:: Dataset excerpts ::

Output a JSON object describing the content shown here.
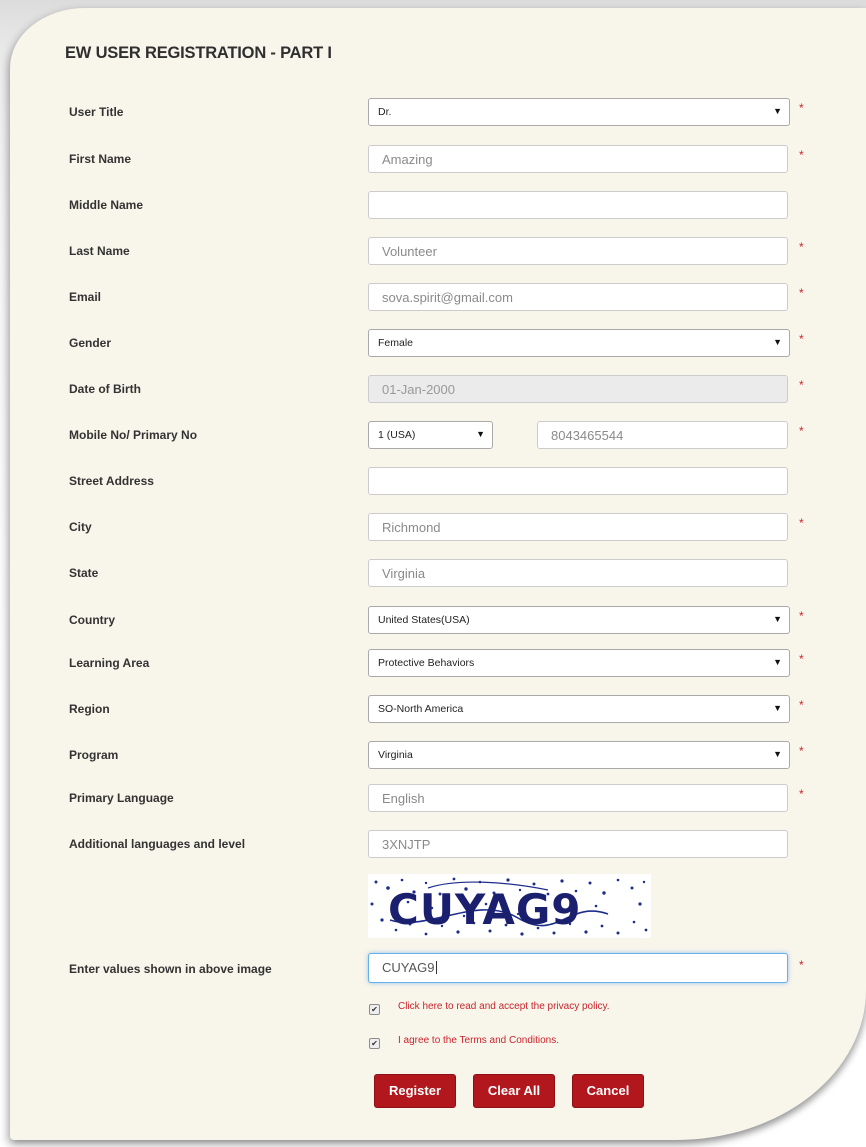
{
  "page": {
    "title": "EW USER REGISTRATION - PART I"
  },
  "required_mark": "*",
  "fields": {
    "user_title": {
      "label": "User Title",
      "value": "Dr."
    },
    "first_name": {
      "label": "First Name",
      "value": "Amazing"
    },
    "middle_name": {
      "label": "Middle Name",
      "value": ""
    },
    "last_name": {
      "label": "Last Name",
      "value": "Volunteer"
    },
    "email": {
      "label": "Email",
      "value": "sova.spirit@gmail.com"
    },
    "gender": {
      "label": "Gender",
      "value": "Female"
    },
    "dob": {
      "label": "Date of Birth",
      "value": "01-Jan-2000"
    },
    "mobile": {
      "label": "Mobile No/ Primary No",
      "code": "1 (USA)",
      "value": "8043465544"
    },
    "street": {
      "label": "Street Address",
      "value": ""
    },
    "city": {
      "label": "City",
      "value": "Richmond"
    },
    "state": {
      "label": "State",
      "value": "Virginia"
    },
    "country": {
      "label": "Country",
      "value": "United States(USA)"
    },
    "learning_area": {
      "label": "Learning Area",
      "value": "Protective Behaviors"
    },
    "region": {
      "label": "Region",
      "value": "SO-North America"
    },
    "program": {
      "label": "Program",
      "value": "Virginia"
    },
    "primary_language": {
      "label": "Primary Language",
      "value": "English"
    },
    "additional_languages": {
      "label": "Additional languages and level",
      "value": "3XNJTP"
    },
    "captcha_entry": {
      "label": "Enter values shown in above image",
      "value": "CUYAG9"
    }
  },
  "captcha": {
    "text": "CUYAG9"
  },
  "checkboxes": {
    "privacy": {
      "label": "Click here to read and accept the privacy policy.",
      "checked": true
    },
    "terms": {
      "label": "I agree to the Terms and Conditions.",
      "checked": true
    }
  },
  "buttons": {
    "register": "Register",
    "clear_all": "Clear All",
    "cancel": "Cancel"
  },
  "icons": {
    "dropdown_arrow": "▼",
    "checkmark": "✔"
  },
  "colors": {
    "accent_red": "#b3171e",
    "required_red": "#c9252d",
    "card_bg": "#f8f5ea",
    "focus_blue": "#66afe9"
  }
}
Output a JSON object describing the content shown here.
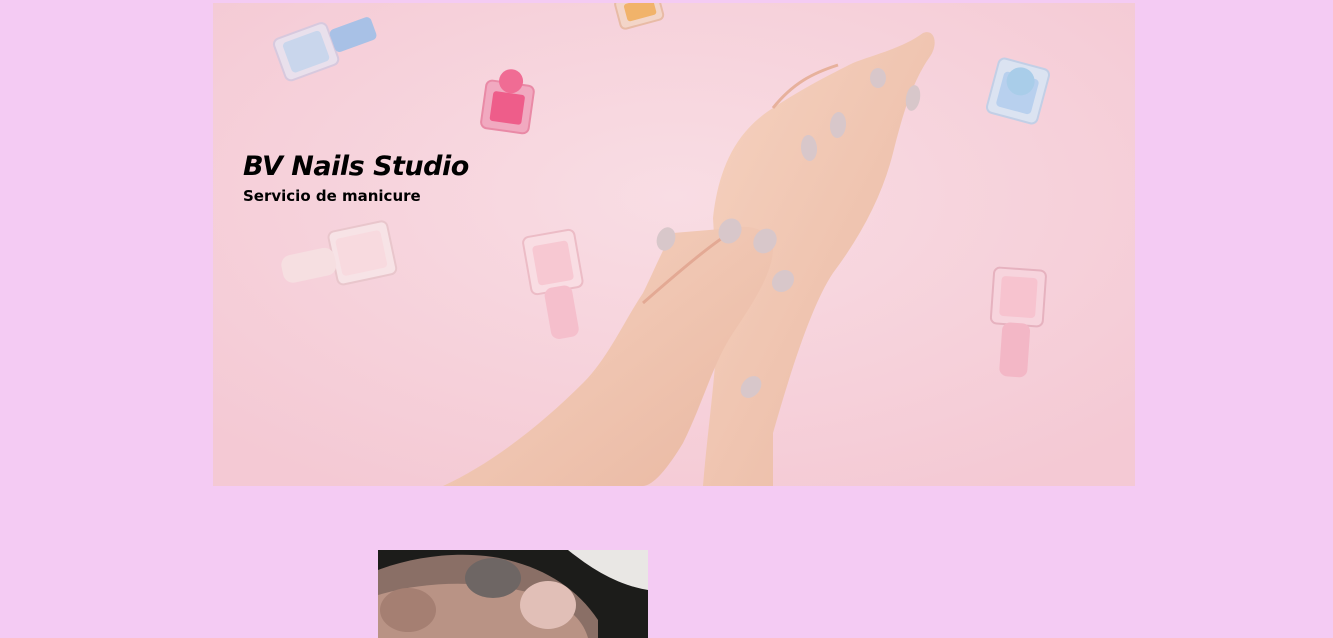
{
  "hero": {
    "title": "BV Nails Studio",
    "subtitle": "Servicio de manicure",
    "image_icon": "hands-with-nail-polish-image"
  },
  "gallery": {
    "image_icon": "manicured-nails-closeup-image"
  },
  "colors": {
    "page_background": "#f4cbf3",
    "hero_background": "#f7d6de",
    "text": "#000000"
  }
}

:: Exercise prompt ::
Each line of the material above either contains the word "image" or does not; state how many do, and nothing else.

:: Result of the exercise ::
3